| AIM OF THE TASK |
Please retype the records below exactly, leaving out any pictures.

--- start ---

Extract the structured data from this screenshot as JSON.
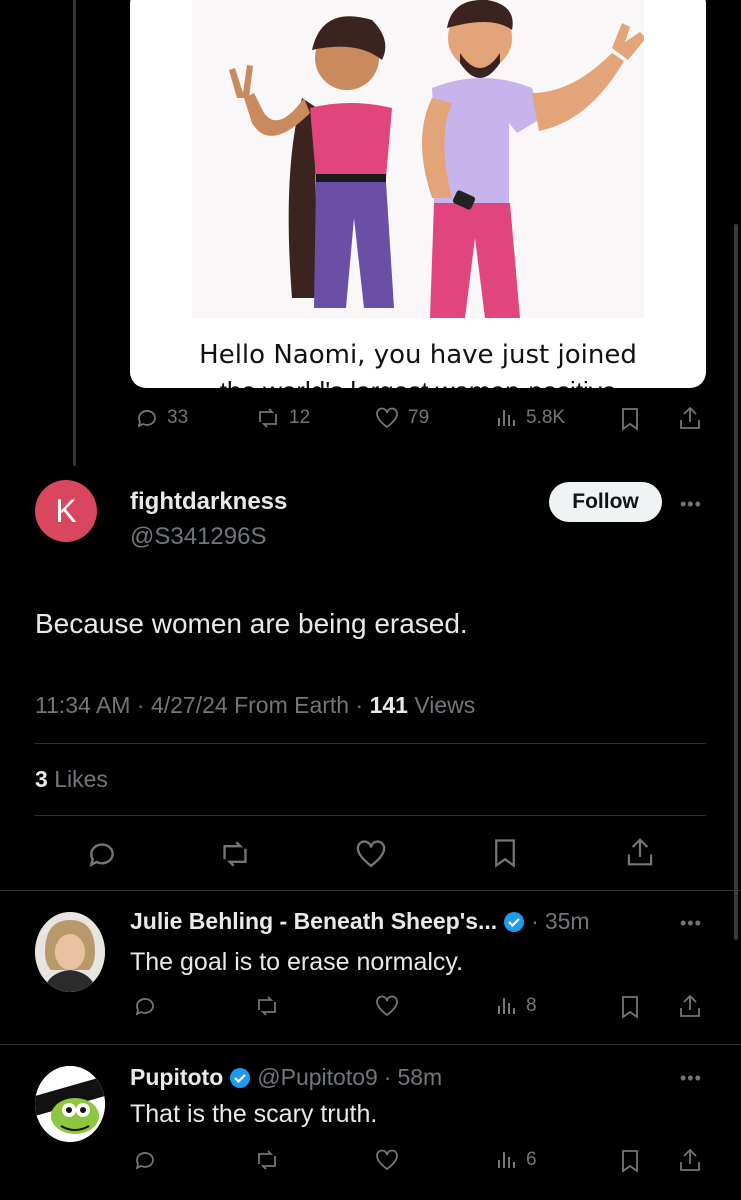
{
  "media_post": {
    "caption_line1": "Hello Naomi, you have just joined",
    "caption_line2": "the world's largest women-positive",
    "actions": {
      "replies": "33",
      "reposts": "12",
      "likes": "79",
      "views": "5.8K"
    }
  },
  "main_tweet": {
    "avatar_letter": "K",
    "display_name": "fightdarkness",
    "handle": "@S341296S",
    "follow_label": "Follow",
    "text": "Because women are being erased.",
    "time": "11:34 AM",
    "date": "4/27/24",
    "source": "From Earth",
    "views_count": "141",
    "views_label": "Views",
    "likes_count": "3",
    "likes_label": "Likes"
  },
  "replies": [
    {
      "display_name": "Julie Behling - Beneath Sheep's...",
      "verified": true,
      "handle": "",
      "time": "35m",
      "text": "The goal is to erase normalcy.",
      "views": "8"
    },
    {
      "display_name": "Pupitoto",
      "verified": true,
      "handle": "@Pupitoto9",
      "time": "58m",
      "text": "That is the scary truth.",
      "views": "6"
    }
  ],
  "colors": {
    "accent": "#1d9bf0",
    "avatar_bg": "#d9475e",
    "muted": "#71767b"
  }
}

--- end ---

| EXERCISE SOLUTION |
Extract the structured data from this screenshot as JSON.
{
  "media_post": {
    "caption_line1": "Hello Naomi, you have just joined",
    "caption_line2": "the world's largest women-positive",
    "actions": {
      "replies": "33",
      "reposts": "12",
      "likes": "79",
      "views": "5.8K"
    }
  },
  "main_tweet": {
    "avatar_letter": "K",
    "display_name": "fightdarkness",
    "handle": "@S341296S",
    "follow_label": "Follow",
    "text": "Because women are being erased.",
    "time": "11:34 AM",
    "date": "4/27/24",
    "source": "From Earth",
    "views_count": "141",
    "views_label": "Views",
    "likes_count": "3",
    "likes_label": "Likes"
  },
  "replies": [
    {
      "display_name": "Julie Behling - Beneath Sheep's...",
      "verified": true,
      "handle": "",
      "time": "35m",
      "text": "The goal is to erase normalcy.",
      "views": "8"
    },
    {
      "display_name": "Pupitoto",
      "verified": true,
      "handle": "@Pupitoto9",
      "time": "58m",
      "text": "That is the scary truth.",
      "views": "6"
    }
  ],
  "colors": {
    "accent": "#1d9bf0",
    "avatar_bg": "#d9475e",
    "muted": "#71767b"
  }
}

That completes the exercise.